Activity. Every entry needs to be reproduced exactly.

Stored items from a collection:
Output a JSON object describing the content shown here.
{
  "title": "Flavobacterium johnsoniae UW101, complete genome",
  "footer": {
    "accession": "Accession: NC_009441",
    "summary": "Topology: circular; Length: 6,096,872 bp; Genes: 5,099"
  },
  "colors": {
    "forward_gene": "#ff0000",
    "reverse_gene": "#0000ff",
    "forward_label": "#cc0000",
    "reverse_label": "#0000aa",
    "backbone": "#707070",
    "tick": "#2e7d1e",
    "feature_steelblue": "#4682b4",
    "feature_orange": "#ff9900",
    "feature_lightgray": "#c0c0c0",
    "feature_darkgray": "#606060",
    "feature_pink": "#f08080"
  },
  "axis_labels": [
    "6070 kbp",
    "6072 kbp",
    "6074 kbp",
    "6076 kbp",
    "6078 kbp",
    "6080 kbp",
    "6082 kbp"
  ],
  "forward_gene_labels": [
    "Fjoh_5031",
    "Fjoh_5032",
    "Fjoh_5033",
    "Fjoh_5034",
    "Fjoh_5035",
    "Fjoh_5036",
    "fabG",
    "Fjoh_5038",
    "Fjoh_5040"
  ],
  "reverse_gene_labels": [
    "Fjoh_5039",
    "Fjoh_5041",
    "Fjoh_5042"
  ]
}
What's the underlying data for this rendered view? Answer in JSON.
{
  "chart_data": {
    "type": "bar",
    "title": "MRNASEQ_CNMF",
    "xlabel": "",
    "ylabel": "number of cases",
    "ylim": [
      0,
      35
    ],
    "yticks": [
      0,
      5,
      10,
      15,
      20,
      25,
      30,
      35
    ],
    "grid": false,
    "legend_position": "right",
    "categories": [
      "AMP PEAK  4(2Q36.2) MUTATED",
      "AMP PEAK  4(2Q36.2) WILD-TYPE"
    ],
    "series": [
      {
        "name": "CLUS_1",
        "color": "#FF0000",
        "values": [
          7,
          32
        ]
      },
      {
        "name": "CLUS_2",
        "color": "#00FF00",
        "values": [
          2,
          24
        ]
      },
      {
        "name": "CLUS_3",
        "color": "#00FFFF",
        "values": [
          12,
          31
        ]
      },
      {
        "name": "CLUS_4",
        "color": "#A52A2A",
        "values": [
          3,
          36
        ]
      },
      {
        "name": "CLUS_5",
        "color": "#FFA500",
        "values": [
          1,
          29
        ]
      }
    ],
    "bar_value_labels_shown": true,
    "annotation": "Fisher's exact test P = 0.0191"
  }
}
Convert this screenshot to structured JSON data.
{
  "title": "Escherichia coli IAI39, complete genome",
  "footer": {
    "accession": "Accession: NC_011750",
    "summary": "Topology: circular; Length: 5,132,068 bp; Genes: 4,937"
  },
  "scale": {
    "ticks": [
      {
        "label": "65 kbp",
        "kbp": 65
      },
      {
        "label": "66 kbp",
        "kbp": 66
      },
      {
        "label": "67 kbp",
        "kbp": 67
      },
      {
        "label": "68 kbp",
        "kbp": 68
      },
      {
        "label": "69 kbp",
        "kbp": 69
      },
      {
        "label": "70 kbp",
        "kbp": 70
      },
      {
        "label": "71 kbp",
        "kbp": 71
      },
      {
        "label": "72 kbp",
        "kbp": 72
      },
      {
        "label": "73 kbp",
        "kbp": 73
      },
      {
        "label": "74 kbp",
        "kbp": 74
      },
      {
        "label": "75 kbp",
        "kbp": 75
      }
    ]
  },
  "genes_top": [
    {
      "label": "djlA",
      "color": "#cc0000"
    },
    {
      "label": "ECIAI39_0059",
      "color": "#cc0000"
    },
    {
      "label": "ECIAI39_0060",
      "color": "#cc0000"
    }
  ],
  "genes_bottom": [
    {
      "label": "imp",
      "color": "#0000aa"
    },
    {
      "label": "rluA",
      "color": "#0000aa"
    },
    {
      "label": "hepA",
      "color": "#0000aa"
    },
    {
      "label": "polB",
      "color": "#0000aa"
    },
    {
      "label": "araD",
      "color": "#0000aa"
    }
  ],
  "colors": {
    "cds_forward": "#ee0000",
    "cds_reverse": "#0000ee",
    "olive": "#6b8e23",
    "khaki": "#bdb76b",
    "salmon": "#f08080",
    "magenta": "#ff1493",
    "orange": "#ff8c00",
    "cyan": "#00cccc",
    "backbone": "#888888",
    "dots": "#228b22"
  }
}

Task answer.
Output a JSON object describing the content shown here.
{
  "title": "Flavobacterium johnsoniae UW101, complete genome",
  "footer": {
    "accession": "Accession: NC_009441",
    "summary": "Topology: circular; Length: 6,096,872 bp; Genes: 5,099"
  },
  "colors": {
    "forward_gene": "#ff0000",
    "reverse_gene": "#0000ff",
    "forward_label": "#cc0000",
    "reverse_label": "#0000aa",
    "backbone": "#707070",
    "tick": "#2e7d1e",
    "feature_steelblue": "#4682b4",
    "feature_orange": "#ff9900",
    "feature_lightgray": "#c0c0c0",
    "feature_darkgray": "#606060",
    "feature_pink": "#f08080"
  },
  "axis_labels": [
    "6070 kbp",
    "6072 kbp",
    "6074 kbp",
    "6076 kbp",
    "6078 kbp",
    "6080 kbp",
    "6082 kbp"
  ],
  "forward_gene_labels": [
    "Fjoh_5031",
    "Fjoh_5032",
    "Fjoh_5033",
    "Fjoh_5034",
    "Fjoh_5035",
    "Fjoh_5036",
    "fabG",
    "Fjoh_5038",
    "Fjoh_5040"
  ],
  "reverse_gene_labels": [
    "Fjoh_5039",
    "Fjoh_5041",
    "Fjoh_5042"
  ]
}
What's the underlying data for this rendered view? Answer in JSON.
{
  "chart_data": {
    "type": "bar",
    "title": "MRNASEQ_CNMF",
    "xlabel": "",
    "ylabel": "number of cases",
    "ylim": [
      0,
      35
    ],
    "yticks": [
      0,
      5,
      10,
      15,
      20,
      25,
      30,
      35
    ],
    "grid": false,
    "legend_position": "right",
    "categories": [
      "AMP PEAK  4(2Q36.2) MUTATED",
      "AMP PEAK  4(2Q36.2) WILD-TYPE"
    ],
    "series": [
      {
        "name": "CLUS_1",
        "color": "#FF0000",
        "values": [
          7,
          32
        ]
      },
      {
        "name": "CLUS_2",
        "color": "#00FF00",
        "values": [
          2,
          24
        ]
      },
      {
        "name": "CLUS_3",
        "color": "#00FFFF",
        "values": [
          12,
          31
        ]
      },
      {
        "name": "CLUS_4",
        "color": "#A52A2A",
        "values": [
          3,
          36
        ]
      },
      {
        "name": "CLUS_5",
        "color": "#FFA500",
        "values": [
          1,
          29
        ]
      }
    ],
    "bar_value_labels_shown": true,
    "annotation": "Fisher's exact test P = 0.0191"
  }
}
Convert this screenshot to structured JSON data.
{
  "title": "Escherichia coli IAI39, complete genome",
  "footer": {
    "accession": "Accession: NC_011750",
    "summary": "Topology: circular; Length: 5,132,068 bp; Genes: 4,937"
  },
  "scale": {
    "ticks": [
      {
        "label": "65 kbp",
        "kbp": 65
      },
      {
        "label": "66 kbp",
        "kbp": 66
      },
      {
        "label": "67 kbp",
        "kbp": 67
      },
      {
        "label": "68 kbp",
        "kbp": 68
      },
      {
        "label": "69 kbp",
        "kbp": 69
      },
      {
        "label": "70 kbp",
        "kbp": 70
      },
      {
        "label": "71 kbp",
        "kbp": 71
      },
      {
        "label": "72 kbp",
        "kbp": 72
      },
      {
        "label": "73 kbp",
        "kbp": 73
      },
      {
        "label": "74 kbp",
        "kbp": 74
      },
      {
        "label": "75 kbp",
        "kbp": 75
      }
    ]
  },
  "genes_top": [
    {
      "label": "djlA",
      "color": "#cc0000"
    },
    {
      "label": "ECIAI39_0059",
      "color": "#cc0000"
    },
    {
      "label": "ECIAI39_0060",
      "color": "#cc0000"
    }
  ],
  "genes_bottom": [
    {
      "label": "imp",
      "color": "#0000aa"
    },
    {
      "label": "rluA",
      "color": "#0000aa"
    },
    {
      "label": "hepA",
      "color": "#0000aa"
    },
    {
      "label": "polB",
      "color": "#0000aa"
    },
    {
      "label": "araD",
      "color": "#0000aa"
    }
  ],
  "colors": {
    "cds_forward": "#ee0000",
    "cds_reverse": "#0000ee",
    "olive": "#6b8e23",
    "khaki": "#bdb76b",
    "salmon": "#f08080",
    "magenta": "#ff1493",
    "orange": "#ff8c00",
    "cyan": "#00cccc",
    "backbone": "#888888",
    "dots": "#228b22"
  }
}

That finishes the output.